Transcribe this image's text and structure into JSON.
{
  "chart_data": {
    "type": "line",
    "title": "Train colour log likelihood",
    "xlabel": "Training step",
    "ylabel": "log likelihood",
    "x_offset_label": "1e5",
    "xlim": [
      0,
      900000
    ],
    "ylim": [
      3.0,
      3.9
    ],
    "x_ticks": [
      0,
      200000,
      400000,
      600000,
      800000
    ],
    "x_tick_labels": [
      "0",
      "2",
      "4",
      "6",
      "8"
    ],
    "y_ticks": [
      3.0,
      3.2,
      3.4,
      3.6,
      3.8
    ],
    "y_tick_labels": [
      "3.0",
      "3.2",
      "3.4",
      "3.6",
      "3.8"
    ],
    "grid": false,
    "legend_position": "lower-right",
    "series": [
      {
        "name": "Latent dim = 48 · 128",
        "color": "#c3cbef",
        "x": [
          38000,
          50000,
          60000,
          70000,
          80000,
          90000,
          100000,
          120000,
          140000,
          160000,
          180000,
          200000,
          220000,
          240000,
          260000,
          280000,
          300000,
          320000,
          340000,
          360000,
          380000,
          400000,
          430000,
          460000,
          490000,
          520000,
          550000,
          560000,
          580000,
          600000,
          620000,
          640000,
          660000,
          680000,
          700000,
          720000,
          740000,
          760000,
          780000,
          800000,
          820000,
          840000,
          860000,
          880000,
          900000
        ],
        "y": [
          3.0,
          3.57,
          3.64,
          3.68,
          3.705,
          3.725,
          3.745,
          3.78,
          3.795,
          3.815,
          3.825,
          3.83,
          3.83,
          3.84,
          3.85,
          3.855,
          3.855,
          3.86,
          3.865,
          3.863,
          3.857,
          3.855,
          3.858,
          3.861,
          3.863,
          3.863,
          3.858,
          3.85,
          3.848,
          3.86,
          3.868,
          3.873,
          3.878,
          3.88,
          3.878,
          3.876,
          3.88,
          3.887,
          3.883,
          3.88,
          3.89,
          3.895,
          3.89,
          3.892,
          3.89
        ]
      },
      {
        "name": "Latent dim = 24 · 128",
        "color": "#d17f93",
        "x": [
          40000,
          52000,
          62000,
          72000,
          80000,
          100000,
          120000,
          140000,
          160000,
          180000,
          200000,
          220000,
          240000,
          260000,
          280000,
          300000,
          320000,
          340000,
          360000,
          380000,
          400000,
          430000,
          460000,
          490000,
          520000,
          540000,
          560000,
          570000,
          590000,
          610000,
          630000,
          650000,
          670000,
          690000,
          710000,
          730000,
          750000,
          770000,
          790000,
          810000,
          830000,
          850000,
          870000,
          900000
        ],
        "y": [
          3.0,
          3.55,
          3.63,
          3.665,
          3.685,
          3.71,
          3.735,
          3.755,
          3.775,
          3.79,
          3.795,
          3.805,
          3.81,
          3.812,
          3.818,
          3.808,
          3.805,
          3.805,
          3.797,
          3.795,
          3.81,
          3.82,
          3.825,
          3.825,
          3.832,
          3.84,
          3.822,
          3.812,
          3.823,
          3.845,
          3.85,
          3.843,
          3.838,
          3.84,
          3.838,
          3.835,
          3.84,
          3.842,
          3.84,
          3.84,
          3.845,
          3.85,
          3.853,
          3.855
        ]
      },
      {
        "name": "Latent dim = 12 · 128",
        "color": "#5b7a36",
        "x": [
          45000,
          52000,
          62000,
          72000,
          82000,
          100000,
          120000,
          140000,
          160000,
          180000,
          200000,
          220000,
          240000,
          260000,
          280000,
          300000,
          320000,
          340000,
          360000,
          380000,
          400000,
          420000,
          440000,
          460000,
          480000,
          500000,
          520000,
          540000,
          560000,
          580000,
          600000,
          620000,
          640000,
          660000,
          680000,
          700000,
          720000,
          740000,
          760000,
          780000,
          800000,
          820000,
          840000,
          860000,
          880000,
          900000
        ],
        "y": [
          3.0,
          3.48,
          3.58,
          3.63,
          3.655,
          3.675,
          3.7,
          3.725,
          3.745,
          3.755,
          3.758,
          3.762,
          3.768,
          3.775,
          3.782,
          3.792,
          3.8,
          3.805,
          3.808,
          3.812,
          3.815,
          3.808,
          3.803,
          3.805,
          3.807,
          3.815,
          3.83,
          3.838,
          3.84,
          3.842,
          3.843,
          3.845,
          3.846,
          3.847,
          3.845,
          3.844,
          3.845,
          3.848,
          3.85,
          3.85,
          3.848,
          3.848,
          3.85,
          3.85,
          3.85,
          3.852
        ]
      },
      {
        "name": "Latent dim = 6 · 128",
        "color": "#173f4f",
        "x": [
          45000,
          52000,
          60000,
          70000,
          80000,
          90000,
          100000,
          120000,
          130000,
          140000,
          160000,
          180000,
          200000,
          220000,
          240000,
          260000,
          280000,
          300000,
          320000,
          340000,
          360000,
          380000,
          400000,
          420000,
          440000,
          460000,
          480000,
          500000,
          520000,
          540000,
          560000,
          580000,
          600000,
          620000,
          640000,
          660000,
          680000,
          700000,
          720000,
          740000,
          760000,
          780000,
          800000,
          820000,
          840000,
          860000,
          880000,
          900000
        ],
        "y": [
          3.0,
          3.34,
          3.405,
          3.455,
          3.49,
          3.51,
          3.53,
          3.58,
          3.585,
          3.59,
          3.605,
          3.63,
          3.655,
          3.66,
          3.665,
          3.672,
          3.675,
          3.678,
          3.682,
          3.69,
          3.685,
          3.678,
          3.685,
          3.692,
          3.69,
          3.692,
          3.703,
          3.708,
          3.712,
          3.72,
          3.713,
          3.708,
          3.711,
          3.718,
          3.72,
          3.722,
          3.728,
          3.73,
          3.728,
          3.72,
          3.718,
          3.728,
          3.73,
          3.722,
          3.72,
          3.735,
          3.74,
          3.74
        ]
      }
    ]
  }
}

### Given instruction
Scan the data above; copy every line where "Latent" appears.

### Exercise solution
        "name": "Latent dim = 48 · 128",
        "name": "Latent dim = 24 · 128",
        "name": "Latent dim = 12 · 128",
        "name": "Latent dim = 6 · 128",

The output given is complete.